* _REQUIREMENT_:
Please count the lines below that hold the word "Transferrin" and give the count without any other text.

* _Stored items from a collection_:
Start of Block
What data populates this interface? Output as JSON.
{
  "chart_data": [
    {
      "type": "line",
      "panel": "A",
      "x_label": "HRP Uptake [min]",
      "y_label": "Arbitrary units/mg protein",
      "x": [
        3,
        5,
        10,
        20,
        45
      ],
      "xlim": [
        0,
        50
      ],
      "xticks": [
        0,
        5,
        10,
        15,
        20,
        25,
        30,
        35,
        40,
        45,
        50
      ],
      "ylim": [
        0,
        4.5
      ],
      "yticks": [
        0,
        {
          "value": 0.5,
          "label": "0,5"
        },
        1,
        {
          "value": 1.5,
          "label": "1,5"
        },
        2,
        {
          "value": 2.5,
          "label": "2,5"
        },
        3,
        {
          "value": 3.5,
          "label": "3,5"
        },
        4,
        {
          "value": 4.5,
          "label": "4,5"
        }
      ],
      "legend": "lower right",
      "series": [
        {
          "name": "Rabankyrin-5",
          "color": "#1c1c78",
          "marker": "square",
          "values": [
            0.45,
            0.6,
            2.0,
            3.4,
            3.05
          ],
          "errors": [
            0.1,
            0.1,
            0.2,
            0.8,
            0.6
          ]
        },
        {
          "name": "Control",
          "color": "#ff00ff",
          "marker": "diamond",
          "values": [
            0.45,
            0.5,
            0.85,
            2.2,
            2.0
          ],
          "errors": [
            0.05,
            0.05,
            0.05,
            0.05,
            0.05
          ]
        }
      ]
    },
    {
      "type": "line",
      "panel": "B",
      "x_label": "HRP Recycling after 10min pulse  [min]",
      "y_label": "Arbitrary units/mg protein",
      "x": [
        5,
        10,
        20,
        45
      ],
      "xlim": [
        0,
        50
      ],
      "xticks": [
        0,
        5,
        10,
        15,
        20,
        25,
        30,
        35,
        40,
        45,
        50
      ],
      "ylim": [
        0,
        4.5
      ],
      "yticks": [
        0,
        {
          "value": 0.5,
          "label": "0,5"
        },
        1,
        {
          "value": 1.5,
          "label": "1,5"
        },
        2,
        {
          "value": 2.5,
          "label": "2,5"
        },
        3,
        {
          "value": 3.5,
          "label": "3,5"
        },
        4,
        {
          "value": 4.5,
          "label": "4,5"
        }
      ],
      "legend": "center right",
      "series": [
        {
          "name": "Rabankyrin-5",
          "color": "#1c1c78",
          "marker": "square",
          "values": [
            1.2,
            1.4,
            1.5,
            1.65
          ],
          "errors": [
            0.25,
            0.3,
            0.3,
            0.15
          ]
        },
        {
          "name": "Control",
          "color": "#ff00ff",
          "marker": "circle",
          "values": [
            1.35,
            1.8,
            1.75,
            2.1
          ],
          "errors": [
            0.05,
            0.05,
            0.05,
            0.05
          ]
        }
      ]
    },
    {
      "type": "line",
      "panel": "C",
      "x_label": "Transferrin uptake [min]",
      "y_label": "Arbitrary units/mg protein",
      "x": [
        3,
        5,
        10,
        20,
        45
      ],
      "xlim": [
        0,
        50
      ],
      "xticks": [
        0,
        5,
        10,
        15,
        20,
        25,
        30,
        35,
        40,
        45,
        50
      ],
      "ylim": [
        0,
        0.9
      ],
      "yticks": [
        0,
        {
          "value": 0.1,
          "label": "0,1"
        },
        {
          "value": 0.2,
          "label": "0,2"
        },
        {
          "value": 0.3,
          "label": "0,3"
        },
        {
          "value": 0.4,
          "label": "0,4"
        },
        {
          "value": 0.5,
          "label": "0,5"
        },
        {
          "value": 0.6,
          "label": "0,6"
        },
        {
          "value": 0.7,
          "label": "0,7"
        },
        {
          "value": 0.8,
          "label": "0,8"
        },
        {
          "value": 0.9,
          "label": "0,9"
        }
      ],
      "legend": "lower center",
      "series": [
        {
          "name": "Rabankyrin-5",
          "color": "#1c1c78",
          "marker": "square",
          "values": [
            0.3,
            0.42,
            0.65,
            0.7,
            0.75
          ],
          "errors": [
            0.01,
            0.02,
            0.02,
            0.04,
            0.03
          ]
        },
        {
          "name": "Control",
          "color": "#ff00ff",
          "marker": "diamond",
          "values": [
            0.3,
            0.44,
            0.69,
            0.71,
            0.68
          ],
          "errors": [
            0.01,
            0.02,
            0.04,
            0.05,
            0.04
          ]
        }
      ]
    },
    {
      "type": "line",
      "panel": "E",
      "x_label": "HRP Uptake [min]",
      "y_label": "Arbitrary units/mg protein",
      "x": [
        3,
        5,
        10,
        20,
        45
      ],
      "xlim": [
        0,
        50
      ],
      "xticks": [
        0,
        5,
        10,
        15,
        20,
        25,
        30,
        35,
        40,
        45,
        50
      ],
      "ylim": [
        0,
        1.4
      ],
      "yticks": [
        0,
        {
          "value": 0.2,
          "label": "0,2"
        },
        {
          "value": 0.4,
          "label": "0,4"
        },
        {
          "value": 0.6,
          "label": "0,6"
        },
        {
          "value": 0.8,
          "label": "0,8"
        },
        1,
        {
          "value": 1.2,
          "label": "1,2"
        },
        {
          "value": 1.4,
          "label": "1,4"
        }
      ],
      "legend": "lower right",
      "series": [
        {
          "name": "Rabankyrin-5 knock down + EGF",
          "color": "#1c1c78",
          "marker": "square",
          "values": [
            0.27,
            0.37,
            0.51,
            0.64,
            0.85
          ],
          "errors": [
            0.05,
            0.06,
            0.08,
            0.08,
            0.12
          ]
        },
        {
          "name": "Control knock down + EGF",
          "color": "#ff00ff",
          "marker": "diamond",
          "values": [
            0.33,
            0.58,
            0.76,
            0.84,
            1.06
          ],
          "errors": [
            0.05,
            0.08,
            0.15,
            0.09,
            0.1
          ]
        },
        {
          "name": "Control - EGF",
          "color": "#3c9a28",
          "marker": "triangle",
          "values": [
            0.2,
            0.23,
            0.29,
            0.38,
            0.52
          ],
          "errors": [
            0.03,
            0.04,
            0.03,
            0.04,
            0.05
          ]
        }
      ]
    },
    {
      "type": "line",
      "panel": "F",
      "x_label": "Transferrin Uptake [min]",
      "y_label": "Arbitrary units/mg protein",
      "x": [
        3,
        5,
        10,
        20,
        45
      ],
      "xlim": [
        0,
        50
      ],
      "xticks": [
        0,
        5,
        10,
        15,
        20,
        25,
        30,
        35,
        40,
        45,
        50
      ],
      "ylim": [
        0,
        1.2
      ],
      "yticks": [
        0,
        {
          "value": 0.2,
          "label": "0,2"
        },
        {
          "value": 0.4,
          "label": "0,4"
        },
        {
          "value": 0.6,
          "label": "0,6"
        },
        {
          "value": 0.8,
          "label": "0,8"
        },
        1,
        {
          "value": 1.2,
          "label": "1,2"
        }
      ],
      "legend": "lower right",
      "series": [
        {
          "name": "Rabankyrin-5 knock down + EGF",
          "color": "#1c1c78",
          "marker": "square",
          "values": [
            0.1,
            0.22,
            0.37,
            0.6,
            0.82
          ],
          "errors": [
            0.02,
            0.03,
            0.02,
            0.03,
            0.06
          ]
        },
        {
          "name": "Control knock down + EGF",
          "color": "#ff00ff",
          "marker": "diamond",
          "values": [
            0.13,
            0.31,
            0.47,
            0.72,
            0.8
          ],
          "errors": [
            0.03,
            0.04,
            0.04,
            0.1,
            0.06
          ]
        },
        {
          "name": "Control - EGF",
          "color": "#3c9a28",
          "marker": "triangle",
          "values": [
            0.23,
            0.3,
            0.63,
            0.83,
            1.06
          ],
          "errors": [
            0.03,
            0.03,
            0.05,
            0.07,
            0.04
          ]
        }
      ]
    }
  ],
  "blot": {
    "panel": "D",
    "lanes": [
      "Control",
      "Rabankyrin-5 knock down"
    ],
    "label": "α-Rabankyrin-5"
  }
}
End of Block
* _RESPONSE FOR THIS EXERCISE_:
2